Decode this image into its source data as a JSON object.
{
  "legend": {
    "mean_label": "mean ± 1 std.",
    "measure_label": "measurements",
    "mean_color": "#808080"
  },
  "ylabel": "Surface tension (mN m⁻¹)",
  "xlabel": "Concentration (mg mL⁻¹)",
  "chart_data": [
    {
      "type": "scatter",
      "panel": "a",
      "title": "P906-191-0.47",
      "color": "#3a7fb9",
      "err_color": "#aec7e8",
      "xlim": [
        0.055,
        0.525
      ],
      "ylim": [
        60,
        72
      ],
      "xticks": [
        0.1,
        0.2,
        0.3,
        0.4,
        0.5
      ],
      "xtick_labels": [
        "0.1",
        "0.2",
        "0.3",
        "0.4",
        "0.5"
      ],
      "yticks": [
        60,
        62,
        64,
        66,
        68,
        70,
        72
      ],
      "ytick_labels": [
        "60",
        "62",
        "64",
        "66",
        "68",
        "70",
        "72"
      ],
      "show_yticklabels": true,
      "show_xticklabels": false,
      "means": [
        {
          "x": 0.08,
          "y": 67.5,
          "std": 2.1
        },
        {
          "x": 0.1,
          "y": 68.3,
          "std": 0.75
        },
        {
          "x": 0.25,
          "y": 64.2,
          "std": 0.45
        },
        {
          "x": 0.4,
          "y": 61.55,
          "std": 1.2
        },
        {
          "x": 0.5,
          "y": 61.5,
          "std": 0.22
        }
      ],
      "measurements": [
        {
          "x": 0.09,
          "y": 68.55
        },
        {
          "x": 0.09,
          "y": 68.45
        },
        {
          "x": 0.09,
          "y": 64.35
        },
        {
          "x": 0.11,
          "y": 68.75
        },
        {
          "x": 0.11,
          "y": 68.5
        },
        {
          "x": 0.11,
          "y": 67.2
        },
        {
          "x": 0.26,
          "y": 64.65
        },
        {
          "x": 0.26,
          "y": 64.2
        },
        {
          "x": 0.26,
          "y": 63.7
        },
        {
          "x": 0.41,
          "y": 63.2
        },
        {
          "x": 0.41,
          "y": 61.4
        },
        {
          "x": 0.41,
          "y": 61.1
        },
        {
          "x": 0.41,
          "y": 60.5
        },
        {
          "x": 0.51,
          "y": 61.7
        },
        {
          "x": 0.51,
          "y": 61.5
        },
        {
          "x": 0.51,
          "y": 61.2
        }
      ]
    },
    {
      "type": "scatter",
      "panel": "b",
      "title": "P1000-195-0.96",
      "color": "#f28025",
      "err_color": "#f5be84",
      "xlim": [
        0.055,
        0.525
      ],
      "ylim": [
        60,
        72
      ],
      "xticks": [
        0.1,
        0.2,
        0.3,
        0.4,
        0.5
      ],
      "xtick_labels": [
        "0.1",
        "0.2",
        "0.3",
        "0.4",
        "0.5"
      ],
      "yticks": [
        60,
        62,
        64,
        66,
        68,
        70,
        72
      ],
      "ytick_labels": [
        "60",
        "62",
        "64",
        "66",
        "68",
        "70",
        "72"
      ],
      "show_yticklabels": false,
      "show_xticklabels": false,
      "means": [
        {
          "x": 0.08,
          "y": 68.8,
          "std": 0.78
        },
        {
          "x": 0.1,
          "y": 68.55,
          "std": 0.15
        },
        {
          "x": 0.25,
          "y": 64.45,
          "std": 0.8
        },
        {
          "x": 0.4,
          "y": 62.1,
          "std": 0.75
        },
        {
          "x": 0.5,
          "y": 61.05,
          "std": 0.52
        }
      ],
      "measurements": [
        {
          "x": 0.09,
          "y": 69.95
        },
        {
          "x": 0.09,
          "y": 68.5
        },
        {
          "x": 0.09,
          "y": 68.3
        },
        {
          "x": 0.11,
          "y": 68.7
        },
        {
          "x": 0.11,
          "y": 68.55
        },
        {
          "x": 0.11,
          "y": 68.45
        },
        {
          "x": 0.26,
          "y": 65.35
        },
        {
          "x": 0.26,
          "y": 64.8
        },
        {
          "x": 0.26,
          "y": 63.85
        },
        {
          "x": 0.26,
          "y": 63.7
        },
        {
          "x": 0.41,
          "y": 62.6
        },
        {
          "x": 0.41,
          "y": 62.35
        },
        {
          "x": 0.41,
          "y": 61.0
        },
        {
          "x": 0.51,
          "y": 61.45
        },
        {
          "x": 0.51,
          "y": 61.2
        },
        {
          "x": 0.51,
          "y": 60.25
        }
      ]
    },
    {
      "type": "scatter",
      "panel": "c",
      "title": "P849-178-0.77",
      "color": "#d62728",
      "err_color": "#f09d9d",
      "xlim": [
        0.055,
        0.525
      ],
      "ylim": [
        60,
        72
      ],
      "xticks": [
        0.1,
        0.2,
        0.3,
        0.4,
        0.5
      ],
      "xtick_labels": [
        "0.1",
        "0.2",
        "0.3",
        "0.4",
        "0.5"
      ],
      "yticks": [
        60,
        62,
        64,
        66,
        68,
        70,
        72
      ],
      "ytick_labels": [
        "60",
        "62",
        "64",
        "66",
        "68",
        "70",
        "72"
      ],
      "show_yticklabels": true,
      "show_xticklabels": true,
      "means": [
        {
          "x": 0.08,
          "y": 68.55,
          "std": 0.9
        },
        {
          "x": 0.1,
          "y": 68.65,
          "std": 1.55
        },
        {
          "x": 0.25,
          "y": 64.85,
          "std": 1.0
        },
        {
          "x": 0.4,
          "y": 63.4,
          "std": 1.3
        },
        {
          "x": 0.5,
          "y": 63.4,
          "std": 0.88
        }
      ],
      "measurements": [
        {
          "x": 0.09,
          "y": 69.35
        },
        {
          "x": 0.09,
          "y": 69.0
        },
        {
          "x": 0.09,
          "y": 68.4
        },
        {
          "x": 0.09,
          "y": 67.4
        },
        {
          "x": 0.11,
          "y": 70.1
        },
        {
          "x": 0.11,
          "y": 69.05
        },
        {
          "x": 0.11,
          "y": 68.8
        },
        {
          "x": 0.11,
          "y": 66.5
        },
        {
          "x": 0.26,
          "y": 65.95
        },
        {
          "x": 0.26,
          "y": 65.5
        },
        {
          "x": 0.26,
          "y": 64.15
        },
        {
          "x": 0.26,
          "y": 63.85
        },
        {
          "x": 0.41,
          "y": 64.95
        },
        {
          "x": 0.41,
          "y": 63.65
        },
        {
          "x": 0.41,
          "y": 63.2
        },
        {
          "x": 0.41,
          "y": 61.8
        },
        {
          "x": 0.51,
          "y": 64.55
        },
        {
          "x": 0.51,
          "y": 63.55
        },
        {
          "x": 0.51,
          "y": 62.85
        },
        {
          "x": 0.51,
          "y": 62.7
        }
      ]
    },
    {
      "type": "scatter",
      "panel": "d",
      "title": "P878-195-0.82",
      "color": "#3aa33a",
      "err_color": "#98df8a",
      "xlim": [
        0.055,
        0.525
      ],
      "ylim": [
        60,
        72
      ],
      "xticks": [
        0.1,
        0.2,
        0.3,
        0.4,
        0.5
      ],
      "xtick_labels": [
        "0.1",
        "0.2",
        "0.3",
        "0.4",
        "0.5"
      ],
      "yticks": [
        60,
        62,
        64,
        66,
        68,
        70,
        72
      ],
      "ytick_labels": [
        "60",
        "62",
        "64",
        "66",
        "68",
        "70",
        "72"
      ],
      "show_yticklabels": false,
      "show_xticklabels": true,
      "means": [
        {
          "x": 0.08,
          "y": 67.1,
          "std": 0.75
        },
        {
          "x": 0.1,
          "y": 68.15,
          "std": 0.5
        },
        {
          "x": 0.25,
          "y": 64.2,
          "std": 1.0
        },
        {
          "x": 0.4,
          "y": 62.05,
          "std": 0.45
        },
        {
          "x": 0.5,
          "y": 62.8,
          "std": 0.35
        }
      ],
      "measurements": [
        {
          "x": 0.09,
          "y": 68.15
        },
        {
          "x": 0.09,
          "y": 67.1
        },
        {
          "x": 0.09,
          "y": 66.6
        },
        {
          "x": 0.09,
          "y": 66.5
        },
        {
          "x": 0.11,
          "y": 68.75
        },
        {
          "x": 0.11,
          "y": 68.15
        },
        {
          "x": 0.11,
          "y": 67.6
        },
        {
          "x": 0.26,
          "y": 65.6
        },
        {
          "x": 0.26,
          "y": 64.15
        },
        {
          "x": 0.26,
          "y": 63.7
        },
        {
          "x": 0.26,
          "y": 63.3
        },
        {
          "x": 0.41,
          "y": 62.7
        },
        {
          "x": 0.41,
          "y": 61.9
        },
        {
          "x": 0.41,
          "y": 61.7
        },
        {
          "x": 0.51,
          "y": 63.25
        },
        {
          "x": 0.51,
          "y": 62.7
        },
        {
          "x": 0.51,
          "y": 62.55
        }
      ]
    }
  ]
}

## PROBLEM STATEMENT
Pull out each line of the listing that holds the string "title".

## COMPLETE ANSWER
      "title": "P906-191-0.47",
      "title": "P1000-195-0.96",
      "title": "P849-178-0.77",
      "title": "P878-195-0.82",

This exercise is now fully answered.